— Start —
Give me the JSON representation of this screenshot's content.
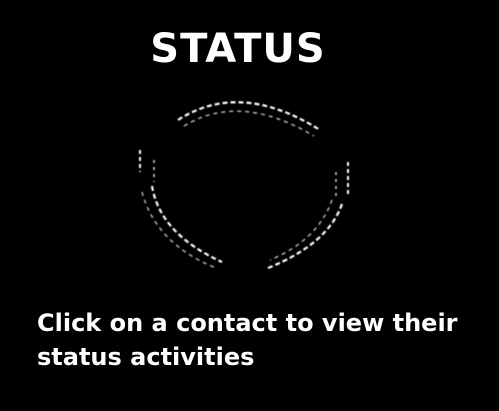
{
  "screen": {
    "title": "STATUS",
    "icon": "status-ring-icon",
    "hint": "Click on a contact to view their status activities"
  },
  "colors": {
    "background": "#000000",
    "foreground": "#ffffff"
  }
}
— End —
=== SET EXERCISE ===
Transcribe the whole listing, character for character, but not its images.

=== SOLUTION BELOW ===
Give me the JSON representation of this screenshot's content.
{
  "screen": {
    "title": "STATUS",
    "icon": "status-ring-icon",
    "hint": "Click on a contact to view their status activities"
  },
  "colors": {
    "background": "#000000",
    "foreground": "#ffffff"
  }
}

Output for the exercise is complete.